**What the exercise asks**
Pick out and copy every line below that has the word "Polygon".

**Records for the exercise**

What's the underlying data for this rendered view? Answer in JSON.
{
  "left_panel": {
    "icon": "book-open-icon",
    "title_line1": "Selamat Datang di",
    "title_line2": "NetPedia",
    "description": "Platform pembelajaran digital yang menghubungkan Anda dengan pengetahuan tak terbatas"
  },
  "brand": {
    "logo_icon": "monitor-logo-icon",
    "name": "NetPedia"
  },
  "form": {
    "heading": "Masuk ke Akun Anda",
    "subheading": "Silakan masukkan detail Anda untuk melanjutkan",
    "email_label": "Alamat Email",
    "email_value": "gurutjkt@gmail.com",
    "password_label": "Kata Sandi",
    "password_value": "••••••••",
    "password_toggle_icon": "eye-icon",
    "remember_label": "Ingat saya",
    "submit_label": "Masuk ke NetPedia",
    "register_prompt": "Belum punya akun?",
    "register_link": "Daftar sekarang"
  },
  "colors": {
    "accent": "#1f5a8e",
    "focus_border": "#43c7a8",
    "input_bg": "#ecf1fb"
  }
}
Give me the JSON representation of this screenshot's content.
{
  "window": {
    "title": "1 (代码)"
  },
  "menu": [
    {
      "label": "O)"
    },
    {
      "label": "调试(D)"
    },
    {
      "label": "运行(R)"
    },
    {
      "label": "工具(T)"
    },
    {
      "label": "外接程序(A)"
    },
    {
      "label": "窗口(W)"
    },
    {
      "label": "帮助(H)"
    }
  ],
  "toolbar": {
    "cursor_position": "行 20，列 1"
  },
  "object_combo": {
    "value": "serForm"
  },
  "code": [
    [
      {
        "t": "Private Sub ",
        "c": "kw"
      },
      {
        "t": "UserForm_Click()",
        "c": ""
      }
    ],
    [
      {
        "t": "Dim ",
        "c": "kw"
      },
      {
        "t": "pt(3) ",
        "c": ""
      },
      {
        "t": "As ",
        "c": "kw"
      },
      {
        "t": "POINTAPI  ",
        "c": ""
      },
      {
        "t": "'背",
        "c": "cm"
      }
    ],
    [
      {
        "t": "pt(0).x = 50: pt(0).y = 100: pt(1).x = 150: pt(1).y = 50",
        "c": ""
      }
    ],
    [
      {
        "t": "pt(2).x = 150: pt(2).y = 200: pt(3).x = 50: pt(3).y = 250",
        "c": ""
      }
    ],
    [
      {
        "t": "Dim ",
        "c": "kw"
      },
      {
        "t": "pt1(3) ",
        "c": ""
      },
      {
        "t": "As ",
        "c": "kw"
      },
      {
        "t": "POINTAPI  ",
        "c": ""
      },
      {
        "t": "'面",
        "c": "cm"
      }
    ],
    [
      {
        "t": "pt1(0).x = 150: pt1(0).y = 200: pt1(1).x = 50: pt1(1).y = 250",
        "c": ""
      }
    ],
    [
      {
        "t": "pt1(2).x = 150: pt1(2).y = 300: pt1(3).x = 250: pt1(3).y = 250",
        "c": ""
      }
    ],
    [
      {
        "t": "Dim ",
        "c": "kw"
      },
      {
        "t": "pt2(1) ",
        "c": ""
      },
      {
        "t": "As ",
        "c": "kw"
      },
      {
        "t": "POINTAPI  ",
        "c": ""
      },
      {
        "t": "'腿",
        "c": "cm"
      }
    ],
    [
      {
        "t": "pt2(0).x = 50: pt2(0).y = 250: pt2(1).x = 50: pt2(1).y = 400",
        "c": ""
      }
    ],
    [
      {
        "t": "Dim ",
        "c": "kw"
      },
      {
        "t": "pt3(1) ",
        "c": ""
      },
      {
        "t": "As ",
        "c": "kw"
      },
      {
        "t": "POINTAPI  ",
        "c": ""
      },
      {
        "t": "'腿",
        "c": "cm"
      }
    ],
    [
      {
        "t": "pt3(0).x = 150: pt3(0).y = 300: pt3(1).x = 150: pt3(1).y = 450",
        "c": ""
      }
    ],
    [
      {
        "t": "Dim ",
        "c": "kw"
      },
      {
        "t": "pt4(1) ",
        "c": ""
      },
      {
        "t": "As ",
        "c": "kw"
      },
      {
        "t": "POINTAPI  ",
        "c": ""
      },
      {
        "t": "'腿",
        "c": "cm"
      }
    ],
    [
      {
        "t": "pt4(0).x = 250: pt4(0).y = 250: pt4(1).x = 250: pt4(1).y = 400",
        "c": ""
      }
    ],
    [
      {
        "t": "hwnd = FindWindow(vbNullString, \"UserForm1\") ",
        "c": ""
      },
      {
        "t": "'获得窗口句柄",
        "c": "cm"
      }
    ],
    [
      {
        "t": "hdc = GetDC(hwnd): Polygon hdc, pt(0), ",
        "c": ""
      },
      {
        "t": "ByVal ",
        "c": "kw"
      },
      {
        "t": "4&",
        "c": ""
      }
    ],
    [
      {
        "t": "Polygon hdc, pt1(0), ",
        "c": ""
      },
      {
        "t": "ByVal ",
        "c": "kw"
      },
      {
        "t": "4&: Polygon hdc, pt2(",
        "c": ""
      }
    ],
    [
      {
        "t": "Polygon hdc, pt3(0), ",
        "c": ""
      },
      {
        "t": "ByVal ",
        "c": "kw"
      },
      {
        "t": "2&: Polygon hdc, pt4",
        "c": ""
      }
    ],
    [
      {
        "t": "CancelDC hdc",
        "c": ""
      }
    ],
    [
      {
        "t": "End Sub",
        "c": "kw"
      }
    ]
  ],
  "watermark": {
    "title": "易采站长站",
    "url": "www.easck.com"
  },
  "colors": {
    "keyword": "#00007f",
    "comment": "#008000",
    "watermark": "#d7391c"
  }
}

**Exercise response**
        "t": "hdc = GetDC(hwnd): Polygon hdc, pt(0), ",
        "t": "Polygon hdc, pt1(0), ",
        "t": "4&: Polygon hdc, pt2(",
        "t": "Polygon hdc, pt3(0), ",
        "t": "2&: Polygon hdc, pt4",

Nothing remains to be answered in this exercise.